State how many lines of the entries hold the string "your". Reply with the number alone.

— start Given data —

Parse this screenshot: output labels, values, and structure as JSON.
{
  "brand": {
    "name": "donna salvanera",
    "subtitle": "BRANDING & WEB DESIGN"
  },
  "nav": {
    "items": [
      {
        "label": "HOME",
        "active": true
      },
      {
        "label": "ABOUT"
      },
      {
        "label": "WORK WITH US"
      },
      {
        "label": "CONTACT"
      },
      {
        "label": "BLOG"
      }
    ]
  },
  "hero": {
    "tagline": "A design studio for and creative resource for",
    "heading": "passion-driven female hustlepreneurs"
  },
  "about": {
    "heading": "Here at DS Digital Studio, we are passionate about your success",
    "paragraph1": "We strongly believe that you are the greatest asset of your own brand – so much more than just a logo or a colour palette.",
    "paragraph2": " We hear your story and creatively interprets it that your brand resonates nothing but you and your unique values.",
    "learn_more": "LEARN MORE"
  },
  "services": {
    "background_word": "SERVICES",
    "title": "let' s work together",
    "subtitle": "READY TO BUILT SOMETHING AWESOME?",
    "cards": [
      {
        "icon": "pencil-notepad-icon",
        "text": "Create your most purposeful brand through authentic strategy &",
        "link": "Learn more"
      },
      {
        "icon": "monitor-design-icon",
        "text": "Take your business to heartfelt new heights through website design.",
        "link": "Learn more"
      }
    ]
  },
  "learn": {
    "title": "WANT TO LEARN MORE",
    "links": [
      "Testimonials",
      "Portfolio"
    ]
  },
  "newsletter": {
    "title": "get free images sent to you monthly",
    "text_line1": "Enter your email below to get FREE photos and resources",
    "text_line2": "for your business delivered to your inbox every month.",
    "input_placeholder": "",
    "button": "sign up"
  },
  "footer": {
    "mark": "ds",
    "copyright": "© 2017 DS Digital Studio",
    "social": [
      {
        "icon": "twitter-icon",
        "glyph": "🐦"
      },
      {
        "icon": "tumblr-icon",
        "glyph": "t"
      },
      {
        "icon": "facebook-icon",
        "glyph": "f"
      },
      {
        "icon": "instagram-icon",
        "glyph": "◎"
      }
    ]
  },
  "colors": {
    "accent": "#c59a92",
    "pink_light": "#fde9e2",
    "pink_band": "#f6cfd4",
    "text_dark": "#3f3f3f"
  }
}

— end Given data —

▶ [Solution] 7